*** Opening Text section ***
AKAP79 sensitizes KCNQ2/3 channels to inhibition by muscarinic receptor stimulation. Plotted are normalized KCNQ2/3 currents during the experiment from stably M₁-expressing CHO cells transfected with KCNQ2 + 3 and GFP only (A) or together with GFP-tagged AKAP79 (B), while a range of concentrations of oxo-M or 10 μm XE991 were bath applied, as indicated by the bars. Representative current traces are shown in the insets, using the indicated voltage protocol. C, Plotted are the summarized dose–response relation of the KCNQ2/3 current versus oxo-M concentration for cells transfected with KCNQ2 + 3 and GFP only (control) or together with GFP-tagged AKAP79. The data were fit by Hill equation curves, with the parameters given in the text.

Figure 3.

AKAP79 sensitizes KCNQ2-5, but not KCNQ1, channels to inhibition by muscarinic receptor stimulation. Plotted are the summarized inhibition of the current versus oxo-M concentration for M₁-expressing CHO cells transfected with KCNQ1 (A), KCNQ2 (B), KCNQ3 (A315T) (C), KCNQ4 (WT or the T553A mutant) (D), or KCNQ5 (E), either with GFP only (control, circles) or together with GFP-tagged AKAP79 (AKAP79, triangles). The data were fit by Hill equation curves, with the parameters given in the text. For all, the dotted or solid curves are the fits to the control or AKAP79 data, respectively, and in D, the gray symbols and curves represent the data from the KCNQ4 (T553A) mutant.

Figure 4.

Functional Ca²⁺/CaM, but not PIP₂ depletion, disrupts the interaction between KCNQ2-5 channels and AKAP79_1-153. Shown are images of CHO cells under TIRF illumination expressing YFP-tagged AKAP79_1-153 and CFP-tagged KCNQ2 (Q2, WT or the R345E mutant) (A), KCNQ3 WT (Q3) (B), KCNQ4 (Q4) (C), or KCNQ5 (Q5) (D), either alone or together with WT CaM, dominant-negative (DN) CaM or a PIP₂ phosphatase (PIP₂ phos), using 442 or 514 nm laser lines. Images of the CFP (rainbow pseudocolor) and YFP (yellow pseudocolor) emissions are shown before or after YFP photobleach, as labeled.

Figure 5.

Summarized data for experiments involving AKAP79_1-153. Bars are summarized data for the groups of cells shown in Figure 4, as well as the FRET between CFP-tagged KCNQ2 and YFP-tagged AKAP79_1-153, or for Rho-pYC, measured using the sensitized-emission method.

Figure 6.
*** Closing Text section ***
▶ _Apply what you read_
A – Please copy from the figure legends the passage starting with "Functional Ca²⁺/CaM, but" and going on through "photobleach, as labeled.".
B – According to the figure legends, which KCNQ channel does AKAP79 not sensitize to inhibition by muscarinic receptor stimulation?
*** Opening Data shown ***
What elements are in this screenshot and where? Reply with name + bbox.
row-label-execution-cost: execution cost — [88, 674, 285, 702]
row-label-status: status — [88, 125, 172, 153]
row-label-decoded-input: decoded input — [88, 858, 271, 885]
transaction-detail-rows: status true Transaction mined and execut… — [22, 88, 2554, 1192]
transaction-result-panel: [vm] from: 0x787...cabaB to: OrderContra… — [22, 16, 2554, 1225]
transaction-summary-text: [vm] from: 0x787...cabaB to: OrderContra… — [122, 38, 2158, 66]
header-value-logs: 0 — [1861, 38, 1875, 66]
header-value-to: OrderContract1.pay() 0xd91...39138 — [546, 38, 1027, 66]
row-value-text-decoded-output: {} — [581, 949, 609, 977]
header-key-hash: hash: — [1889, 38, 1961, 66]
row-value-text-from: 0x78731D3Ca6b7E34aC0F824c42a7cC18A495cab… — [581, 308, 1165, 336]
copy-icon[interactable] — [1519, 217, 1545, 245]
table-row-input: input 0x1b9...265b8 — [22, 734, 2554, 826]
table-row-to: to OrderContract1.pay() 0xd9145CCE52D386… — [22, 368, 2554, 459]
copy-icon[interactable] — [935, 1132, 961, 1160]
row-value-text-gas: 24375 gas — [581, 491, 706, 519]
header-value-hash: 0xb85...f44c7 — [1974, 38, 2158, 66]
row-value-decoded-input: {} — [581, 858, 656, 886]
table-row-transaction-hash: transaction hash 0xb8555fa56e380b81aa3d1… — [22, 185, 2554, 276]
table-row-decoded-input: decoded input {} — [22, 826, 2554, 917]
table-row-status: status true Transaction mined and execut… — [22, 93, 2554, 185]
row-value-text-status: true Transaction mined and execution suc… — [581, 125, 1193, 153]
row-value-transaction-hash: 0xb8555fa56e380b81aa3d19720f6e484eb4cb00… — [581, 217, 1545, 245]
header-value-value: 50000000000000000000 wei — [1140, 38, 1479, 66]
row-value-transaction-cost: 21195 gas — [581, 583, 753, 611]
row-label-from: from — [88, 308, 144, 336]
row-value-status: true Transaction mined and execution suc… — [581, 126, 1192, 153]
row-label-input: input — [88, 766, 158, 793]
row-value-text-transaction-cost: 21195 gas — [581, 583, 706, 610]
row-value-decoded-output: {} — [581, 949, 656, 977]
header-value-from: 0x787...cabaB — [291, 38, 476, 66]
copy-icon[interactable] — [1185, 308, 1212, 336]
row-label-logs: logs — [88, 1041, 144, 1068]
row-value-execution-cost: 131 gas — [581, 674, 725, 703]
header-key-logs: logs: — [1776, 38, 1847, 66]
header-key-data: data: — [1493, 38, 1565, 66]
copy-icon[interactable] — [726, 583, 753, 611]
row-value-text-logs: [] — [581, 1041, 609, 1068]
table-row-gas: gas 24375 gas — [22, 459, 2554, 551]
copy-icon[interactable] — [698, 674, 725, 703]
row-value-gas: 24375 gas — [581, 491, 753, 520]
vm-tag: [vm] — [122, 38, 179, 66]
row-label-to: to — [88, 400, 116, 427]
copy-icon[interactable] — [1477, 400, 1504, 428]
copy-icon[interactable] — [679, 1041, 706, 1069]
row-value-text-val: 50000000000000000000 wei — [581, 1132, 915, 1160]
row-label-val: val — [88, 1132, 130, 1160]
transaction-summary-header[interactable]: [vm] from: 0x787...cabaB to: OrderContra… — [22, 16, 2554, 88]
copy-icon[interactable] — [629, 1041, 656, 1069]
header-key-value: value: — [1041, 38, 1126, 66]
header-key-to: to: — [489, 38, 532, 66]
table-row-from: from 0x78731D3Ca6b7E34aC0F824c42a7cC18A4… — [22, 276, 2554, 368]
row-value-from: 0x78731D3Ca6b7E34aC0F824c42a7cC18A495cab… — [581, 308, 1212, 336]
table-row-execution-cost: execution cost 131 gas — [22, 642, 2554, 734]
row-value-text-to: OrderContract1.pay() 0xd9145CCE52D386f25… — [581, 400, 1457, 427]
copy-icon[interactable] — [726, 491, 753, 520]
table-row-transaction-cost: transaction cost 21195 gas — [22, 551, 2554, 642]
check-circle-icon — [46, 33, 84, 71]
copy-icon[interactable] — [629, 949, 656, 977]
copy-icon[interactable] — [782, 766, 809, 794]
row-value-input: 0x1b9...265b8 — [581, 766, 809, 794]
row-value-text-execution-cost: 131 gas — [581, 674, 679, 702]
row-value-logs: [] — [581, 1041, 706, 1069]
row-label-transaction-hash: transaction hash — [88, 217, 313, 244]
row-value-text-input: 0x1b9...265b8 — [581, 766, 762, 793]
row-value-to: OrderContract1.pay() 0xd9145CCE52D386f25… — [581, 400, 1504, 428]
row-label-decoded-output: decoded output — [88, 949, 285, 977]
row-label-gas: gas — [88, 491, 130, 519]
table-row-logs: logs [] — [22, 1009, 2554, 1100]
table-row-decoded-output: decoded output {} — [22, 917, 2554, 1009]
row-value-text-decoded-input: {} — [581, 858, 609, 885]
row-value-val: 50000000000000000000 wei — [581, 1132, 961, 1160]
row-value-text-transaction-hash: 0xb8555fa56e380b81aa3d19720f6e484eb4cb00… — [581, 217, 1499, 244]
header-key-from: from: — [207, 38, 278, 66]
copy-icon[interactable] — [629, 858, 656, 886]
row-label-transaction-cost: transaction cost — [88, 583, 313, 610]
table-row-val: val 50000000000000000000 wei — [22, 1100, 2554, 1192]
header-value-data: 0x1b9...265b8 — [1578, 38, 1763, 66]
*** Closing Data shown ***
▶ _Answers by item number_
A –
Functional Ca²⁺/CaM, but not PIP₂ depletion, disrupts the interaction between KCNQ2-5 channels and AKAP79_1-153. Shown are images of CHO cells under TIRF illumination expressing YFP-tagged AKAP79_1-153 and CFP-tagged KCNQ2 (Q2, WT or the R345E mutant) (A), KCNQ3 WT (Q3) (B), KCNQ4 (Q4) (C), or KCNQ5 (Q5) (D), either alone or together with WT CaM, dominant-negative (DN) CaM or a PIP₂ phosphatase (PIP₂ phos), using 442 or 514 nm laser lines. Images of the CFP (rainbow pseudocolor) and YFP (yellow pseudocolor) emissions are shown before or after YFP photobleach, as labeled.

B – KCNQ1